EXERCISE TASK: Transcribe the data verbatim, from its first line through the line containing "series-labels: 36A 24A", with both of those lines included.

WORKING DATA:
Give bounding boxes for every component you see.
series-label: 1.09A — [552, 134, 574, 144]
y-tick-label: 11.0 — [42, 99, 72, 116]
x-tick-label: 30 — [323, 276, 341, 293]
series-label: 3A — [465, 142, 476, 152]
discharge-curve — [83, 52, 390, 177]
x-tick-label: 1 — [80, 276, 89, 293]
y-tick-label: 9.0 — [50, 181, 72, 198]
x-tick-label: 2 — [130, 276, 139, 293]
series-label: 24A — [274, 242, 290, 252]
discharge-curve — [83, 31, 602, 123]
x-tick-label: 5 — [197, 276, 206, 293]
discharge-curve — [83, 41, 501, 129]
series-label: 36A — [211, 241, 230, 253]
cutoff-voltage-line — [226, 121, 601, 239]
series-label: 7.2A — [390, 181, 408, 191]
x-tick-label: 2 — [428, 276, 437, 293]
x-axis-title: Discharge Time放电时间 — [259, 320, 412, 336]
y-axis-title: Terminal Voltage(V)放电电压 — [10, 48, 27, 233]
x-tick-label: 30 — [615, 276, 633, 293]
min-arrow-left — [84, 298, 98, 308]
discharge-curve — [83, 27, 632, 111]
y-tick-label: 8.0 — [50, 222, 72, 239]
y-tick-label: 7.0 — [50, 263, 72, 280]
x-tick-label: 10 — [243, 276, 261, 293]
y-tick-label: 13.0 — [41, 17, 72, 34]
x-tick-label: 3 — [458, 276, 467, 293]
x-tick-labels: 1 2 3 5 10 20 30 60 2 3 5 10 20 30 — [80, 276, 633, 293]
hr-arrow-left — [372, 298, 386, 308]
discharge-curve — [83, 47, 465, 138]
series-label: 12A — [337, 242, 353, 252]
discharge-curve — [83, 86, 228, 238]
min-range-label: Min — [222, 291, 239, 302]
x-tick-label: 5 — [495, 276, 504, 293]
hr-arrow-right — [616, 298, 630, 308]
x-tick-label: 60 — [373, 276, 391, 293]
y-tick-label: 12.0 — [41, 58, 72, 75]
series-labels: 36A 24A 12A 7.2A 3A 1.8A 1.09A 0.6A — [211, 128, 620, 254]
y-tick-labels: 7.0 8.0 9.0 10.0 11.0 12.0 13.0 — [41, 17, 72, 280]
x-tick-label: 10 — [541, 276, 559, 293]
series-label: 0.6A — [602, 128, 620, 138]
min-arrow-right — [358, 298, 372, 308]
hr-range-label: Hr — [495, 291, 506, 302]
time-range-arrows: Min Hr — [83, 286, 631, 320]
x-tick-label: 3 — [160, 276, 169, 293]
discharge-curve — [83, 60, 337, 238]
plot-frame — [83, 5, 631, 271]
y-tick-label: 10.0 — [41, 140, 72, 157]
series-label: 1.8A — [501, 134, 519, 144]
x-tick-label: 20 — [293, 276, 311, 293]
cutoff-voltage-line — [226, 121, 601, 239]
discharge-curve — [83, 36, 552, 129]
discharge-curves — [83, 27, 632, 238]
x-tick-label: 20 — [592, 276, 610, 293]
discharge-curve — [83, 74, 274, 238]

TASK RESULT:
Give bounding boxes for every component you see.
series-label: 1.09A — [552, 134, 574, 144]
y-tick-label: 11.0 — [42, 99, 72, 116]
x-tick-label: 30 — [323, 276, 341, 293]
series-label: 3A — [465, 142, 476, 152]
discharge-curve — [83, 52, 390, 177]
x-tick-label: 1 — [80, 276, 89, 293]
y-tick-label: 9.0 — [50, 181, 72, 198]
x-tick-label: 2 — [130, 276, 139, 293]
series-label: 24A — [274, 242, 290, 252]
discharge-curve — [83, 31, 602, 123]
x-tick-label: 5 — [197, 276, 206, 293]
discharge-curve — [83, 41, 501, 129]
series-label: 36A — [211, 241, 230, 253]
cutoff-voltage-line — [226, 121, 601, 239]
series-label: 7.2A — [390, 181, 408, 191]
x-tick-label: 2 — [428, 276, 437, 293]
x-axis-title: Discharge Time放电时间 — [259, 320, 412, 336]
y-axis-title: Terminal Voltage(V)放电电压 — [10, 48, 27, 233]
x-tick-label: 30 — [615, 276, 633, 293]
min-arrow-left — [84, 298, 98, 308]
discharge-curve — [83, 27, 632, 111]
y-tick-label: 8.0 — [50, 222, 72, 239]
y-tick-label: 7.0 — [50, 263, 72, 280]
x-tick-label: 10 — [243, 276, 261, 293]
y-tick-label: 13.0 — [41, 17, 72, 34]
x-tick-label: 3 — [458, 276, 467, 293]
x-tick-labels: 1 2 3 5 10 20 30 60 2 3 5 10 20 30 — [80, 276, 633, 293]
hr-arrow-left — [372, 298, 386, 308]
discharge-curve — [83, 47, 465, 138]
series-label: 12A — [337, 242, 353, 252]
discharge-curve — [83, 86, 228, 238]
min-range-label: Min — [222, 291, 239, 302]
x-tick-label: 5 — [495, 276, 504, 293]
hr-arrow-right — [616, 298, 630, 308]
x-tick-label: 60 — [373, 276, 391, 293]
y-tick-label: 12.0 — [41, 58, 72, 75]
series-labels: 36A 24A 12A 7.2A 3A 1.8A 1.09A 0.6A — [211, 128, 620, 254]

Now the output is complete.